Written task> Collect all lines from the listing that include the string "PEGAWAI".

Supplied records>
[BEGIN]

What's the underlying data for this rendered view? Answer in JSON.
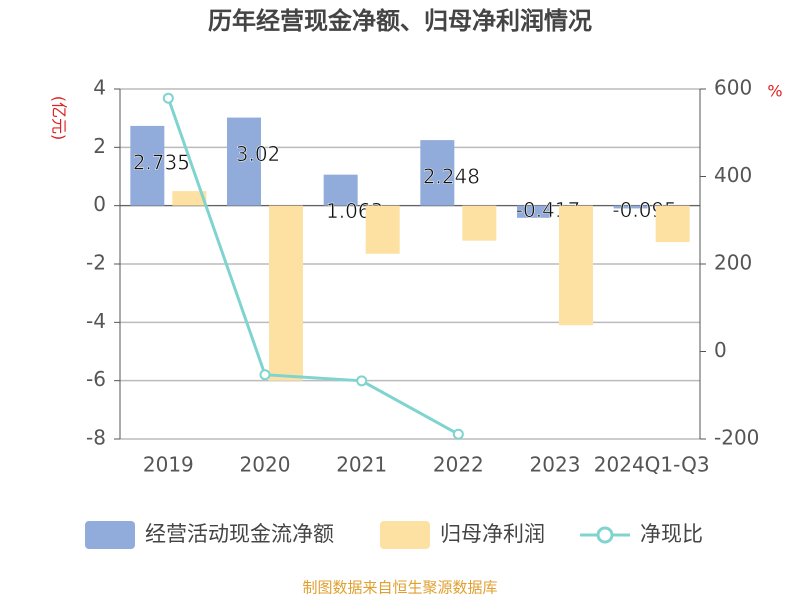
{
  "chart_data": {
    "type": "bar-line",
    "title": "历年经营现金净额、归母净利润情况",
    "y_label": "(亿元)",
    "y2_label": "%",
    "footer": "制图数据来自恒生聚源数据库",
    "categories": [
      "2019",
      "2020",
      "2021",
      "2022",
      "2023",
      "2024Q1-Q3"
    ],
    "series": [
      {
        "name": "经营活动现金流净额",
        "type": "bar",
        "color": "#91acdb",
        "values": [
          2.735,
          3.02,
          1.063,
          2.248,
          -0.417,
          -0.095
        ]
      },
      {
        "name": "归母净利润",
        "type": "bar",
        "color": "#fde1a2",
        "values": [
          0.5,
          -6.0,
          -1.65,
          -1.2,
          -4.1,
          -1.25
        ]
      },
      {
        "name": "净现比",
        "type": "line",
        "axis": "y2",
        "color": "#80d4d0",
        "values": [
          579,
          -53,
          -67,
          -189,
          null,
          null
        ]
      }
    ],
    "ylim": [
      -8,
      4
    ],
    "yticks": [
      -8,
      -6,
      -4,
      -2,
      0,
      2,
      4
    ],
    "y2lim": [
      -200,
      600
    ],
    "y2ticks": [
      -200,
      0,
      200,
      400,
      600
    ],
    "grid": true
  }
}
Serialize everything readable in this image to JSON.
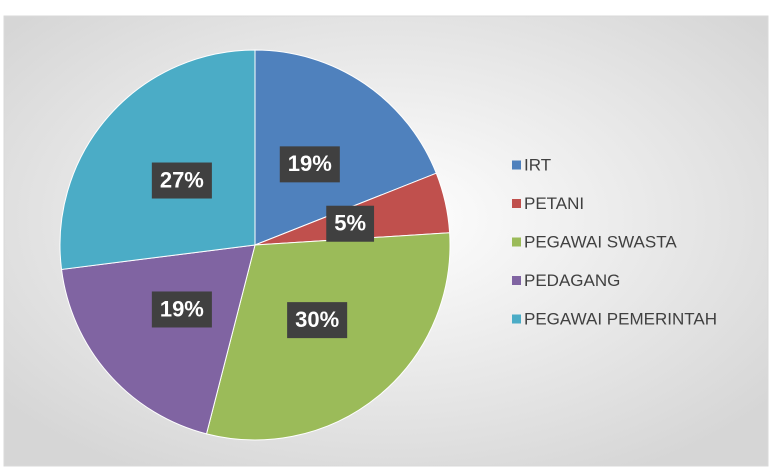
{
  "chart_data": {
    "type": "pie",
    "categories": [
      "IRT",
      "PETANI",
      "PEGAWAI SWASTA",
      "PEDAGANG",
      "PEGAWAI PEMERINTAH"
    ],
    "values": [
      19,
      5,
      30,
      19,
      27
    ],
    "value_labels": [
      "19%",
      "5%",
      "30%",
      "19%",
      "27%"
    ],
    "colors": [
      "#4f81bd",
      "#c0504d",
      "#9bbb59",
      "#8064a2",
      "#4bacc6"
    ],
    "legend": "right"
  }
}
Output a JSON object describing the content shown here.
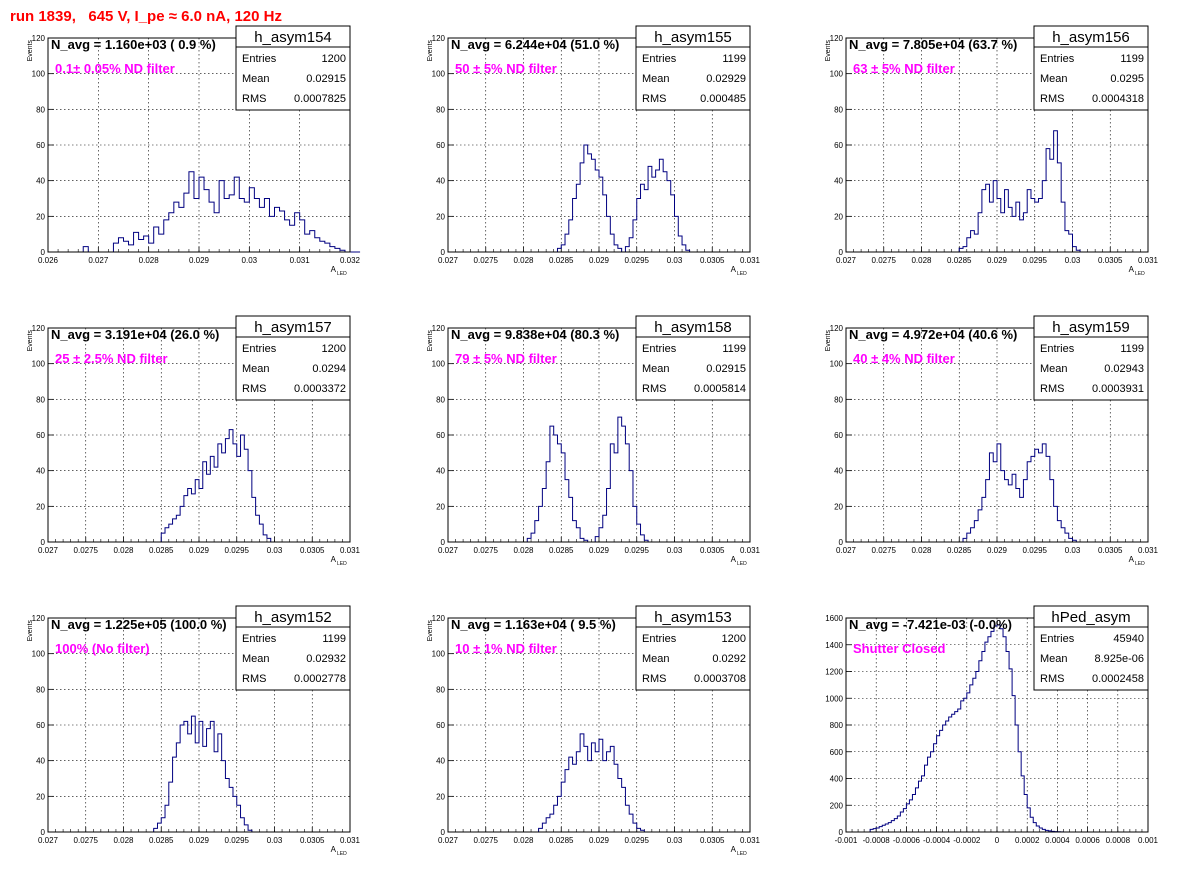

[END]

Written answer>
      "PEGAWAI SWASTA",
      "PEGAWAI PEMERINTAH"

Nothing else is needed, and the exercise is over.